* _WHAT YOU HAVE TO DO_
Count the lines below that contain the word "diode", and reply with only that number.

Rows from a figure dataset
-- START --

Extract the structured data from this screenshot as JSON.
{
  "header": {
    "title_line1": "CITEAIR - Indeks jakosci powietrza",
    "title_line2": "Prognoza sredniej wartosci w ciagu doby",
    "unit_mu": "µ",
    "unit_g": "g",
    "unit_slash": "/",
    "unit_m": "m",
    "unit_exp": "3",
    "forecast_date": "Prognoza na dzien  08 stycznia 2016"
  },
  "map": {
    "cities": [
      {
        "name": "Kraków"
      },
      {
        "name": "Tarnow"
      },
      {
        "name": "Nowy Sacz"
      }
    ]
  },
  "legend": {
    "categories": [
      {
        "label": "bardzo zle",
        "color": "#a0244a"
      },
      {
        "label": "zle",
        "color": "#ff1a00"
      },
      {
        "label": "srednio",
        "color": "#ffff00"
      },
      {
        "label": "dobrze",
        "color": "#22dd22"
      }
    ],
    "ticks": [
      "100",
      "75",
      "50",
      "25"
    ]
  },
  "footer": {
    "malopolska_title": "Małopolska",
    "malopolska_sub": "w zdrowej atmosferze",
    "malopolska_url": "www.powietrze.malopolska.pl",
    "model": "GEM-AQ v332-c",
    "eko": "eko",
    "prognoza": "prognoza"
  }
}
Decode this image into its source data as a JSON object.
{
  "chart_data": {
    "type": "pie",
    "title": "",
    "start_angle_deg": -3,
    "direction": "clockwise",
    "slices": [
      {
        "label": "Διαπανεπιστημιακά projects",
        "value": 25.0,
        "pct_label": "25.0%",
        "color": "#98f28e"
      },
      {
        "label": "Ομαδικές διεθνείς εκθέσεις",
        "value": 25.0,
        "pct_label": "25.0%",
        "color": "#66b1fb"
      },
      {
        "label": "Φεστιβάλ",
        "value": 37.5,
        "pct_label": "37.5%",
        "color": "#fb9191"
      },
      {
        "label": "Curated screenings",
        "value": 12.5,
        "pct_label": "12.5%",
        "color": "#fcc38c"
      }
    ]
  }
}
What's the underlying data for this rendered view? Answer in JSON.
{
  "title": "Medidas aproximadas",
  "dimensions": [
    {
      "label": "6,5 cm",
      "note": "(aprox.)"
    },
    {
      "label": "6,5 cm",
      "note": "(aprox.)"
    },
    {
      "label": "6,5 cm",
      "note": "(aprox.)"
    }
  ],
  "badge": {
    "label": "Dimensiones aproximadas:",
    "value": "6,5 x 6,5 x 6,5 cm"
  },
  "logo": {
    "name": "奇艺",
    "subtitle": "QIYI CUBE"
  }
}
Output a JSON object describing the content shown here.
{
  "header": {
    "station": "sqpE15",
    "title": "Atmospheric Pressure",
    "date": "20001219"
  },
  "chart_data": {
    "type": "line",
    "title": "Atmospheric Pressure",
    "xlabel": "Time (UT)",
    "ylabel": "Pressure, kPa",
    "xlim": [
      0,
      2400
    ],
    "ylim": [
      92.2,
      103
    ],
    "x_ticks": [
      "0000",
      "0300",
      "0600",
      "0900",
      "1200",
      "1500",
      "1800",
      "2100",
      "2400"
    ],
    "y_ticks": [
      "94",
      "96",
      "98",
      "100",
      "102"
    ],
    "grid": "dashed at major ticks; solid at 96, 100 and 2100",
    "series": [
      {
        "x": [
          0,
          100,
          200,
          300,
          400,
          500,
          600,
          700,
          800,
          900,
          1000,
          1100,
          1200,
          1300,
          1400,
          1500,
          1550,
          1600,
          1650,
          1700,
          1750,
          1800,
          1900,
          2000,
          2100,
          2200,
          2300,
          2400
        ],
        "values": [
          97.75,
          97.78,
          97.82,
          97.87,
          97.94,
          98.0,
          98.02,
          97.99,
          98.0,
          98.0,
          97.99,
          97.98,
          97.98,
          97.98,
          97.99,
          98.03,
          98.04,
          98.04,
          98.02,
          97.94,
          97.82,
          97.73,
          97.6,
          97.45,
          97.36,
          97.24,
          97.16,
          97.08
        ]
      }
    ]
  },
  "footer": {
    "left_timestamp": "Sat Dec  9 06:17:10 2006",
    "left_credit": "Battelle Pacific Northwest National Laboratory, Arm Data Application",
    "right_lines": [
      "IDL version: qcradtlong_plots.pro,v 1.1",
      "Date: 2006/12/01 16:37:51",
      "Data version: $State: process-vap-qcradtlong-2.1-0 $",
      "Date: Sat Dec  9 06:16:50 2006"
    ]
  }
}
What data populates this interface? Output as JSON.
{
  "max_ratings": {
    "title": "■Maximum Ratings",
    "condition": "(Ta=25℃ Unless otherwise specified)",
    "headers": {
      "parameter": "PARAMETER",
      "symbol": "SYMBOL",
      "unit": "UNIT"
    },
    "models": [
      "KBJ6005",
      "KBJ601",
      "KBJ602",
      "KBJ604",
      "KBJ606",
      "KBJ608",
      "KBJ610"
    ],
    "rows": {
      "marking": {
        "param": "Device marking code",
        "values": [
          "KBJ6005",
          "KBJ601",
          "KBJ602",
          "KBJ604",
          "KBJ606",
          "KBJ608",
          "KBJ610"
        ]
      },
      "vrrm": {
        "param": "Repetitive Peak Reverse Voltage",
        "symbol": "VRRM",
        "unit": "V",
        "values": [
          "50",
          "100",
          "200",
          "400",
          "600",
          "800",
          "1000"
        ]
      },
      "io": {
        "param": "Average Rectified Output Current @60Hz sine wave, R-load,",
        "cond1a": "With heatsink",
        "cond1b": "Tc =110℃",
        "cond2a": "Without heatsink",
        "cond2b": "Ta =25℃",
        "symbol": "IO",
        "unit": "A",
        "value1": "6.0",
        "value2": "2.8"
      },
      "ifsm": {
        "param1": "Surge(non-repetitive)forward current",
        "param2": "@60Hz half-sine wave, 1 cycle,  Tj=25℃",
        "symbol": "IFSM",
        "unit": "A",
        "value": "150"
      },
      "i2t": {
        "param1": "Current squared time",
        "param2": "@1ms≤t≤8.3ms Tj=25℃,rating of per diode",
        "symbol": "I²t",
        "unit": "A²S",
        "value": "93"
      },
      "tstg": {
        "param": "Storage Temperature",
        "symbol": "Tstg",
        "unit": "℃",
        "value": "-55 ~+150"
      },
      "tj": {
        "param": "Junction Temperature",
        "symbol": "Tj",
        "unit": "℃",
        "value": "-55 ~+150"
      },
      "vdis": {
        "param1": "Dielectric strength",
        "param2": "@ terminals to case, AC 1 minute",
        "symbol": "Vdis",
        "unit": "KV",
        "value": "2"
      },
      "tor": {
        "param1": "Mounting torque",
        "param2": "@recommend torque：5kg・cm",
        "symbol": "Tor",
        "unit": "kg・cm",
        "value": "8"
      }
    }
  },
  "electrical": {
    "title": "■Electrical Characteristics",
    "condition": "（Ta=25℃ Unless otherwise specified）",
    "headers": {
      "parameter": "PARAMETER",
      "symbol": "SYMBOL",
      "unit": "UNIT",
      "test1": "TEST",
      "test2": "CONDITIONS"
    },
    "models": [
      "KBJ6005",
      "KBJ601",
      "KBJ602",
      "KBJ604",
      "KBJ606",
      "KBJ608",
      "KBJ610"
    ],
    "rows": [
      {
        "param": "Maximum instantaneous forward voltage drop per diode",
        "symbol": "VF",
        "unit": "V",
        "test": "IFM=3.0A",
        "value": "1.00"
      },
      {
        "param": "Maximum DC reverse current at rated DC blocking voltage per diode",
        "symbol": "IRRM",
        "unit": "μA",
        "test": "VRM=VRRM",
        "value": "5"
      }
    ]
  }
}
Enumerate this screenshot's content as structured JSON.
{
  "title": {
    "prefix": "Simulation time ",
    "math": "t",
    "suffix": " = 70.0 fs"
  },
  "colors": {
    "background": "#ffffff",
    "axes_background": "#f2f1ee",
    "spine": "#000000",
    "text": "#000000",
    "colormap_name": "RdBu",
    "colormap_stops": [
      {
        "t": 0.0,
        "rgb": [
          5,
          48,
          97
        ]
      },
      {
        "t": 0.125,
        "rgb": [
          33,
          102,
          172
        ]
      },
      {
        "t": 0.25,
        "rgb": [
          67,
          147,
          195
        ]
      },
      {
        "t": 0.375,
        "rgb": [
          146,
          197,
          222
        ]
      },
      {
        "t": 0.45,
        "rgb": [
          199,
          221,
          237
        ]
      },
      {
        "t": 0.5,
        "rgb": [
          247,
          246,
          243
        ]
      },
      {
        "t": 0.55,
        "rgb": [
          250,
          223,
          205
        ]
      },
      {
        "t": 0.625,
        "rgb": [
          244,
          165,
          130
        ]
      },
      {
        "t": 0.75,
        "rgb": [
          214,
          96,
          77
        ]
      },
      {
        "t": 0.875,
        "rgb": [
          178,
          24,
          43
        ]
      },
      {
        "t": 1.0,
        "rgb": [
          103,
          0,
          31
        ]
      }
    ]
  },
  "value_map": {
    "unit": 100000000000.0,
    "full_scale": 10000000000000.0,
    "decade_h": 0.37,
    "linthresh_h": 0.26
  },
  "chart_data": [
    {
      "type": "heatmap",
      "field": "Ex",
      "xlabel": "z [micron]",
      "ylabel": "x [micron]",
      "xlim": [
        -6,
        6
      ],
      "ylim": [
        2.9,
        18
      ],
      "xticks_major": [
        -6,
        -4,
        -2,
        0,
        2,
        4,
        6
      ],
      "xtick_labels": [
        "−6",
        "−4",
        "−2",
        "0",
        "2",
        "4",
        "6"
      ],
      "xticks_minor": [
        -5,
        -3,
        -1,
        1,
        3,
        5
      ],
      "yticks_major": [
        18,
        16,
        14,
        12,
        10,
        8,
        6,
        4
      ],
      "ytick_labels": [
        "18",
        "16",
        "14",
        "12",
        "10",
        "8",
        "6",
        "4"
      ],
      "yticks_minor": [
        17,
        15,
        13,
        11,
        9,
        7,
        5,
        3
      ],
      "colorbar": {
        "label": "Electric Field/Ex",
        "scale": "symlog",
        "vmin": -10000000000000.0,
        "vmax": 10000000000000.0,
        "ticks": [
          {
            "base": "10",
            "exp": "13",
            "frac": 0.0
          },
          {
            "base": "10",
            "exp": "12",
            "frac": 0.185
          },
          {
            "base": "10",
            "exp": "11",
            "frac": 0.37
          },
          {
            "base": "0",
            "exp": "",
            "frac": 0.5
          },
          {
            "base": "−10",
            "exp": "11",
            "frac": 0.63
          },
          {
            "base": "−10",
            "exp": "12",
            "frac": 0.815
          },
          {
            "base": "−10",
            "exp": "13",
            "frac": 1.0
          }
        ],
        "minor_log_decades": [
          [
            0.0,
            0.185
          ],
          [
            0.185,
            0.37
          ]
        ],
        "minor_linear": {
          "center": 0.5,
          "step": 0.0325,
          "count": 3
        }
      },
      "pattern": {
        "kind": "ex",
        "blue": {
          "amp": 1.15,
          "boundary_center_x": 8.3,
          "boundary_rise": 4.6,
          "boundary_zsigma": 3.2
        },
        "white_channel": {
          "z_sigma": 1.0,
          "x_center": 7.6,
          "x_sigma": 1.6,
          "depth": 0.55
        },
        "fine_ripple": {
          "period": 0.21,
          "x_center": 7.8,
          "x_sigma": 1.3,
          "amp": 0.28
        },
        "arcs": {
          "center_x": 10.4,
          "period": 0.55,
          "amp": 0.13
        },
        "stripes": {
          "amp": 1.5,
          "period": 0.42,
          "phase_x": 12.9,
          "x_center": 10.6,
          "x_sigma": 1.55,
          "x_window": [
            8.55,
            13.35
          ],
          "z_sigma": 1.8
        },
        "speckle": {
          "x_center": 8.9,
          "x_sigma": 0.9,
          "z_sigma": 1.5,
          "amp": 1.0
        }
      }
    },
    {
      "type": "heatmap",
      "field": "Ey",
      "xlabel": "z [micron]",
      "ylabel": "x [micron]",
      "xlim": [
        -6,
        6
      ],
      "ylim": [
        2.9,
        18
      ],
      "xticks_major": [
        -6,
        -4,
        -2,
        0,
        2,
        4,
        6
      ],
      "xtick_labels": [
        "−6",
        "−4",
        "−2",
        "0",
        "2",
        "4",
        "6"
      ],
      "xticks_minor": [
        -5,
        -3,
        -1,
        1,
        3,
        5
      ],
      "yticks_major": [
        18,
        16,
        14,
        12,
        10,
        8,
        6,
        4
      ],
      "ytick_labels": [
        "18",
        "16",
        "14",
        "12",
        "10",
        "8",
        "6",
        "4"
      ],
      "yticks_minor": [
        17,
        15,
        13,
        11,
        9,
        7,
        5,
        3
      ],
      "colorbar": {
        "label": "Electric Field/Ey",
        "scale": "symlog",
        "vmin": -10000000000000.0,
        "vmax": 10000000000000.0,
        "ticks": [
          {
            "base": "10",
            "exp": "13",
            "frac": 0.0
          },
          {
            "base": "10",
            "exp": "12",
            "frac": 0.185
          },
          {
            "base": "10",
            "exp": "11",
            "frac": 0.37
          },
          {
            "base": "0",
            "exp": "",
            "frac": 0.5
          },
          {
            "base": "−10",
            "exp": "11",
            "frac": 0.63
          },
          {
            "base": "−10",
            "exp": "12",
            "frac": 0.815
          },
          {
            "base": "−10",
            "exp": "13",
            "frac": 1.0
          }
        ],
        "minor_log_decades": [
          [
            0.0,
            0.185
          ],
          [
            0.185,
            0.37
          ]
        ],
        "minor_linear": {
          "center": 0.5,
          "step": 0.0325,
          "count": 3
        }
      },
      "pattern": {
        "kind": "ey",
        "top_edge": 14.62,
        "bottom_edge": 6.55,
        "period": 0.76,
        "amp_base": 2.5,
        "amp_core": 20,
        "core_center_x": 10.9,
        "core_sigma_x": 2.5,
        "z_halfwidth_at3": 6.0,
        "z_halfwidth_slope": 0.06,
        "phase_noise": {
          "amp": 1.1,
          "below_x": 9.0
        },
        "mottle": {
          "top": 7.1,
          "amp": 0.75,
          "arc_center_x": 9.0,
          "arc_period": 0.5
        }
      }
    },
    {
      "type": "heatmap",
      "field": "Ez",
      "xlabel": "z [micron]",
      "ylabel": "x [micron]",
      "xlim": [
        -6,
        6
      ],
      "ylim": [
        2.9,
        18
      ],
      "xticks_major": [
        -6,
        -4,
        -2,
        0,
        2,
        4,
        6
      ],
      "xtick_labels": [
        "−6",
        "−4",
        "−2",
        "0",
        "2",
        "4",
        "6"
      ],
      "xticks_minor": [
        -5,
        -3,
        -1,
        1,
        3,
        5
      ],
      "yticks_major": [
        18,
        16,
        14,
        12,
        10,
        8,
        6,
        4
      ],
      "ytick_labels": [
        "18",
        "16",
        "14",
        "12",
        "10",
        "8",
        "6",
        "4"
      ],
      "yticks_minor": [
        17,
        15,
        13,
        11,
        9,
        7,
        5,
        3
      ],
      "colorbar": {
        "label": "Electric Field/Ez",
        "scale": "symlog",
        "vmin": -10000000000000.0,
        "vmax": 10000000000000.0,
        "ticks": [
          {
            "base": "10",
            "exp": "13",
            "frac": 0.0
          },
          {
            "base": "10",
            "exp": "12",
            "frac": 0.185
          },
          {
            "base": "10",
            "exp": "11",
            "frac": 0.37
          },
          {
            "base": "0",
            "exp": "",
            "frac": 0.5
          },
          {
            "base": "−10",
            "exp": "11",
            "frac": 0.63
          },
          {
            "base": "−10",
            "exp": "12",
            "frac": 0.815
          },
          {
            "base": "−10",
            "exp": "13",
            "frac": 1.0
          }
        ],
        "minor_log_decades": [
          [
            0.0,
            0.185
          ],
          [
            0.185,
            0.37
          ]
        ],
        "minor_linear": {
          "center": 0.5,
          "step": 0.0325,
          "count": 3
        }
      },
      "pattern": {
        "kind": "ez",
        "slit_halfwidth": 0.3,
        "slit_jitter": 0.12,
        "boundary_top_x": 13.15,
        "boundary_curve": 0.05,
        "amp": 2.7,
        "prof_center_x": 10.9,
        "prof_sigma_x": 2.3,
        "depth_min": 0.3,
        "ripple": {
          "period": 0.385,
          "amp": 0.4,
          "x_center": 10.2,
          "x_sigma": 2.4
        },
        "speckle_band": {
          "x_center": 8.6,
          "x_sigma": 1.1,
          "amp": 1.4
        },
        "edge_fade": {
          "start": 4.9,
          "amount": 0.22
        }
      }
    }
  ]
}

-- END --

* _RESULT_
3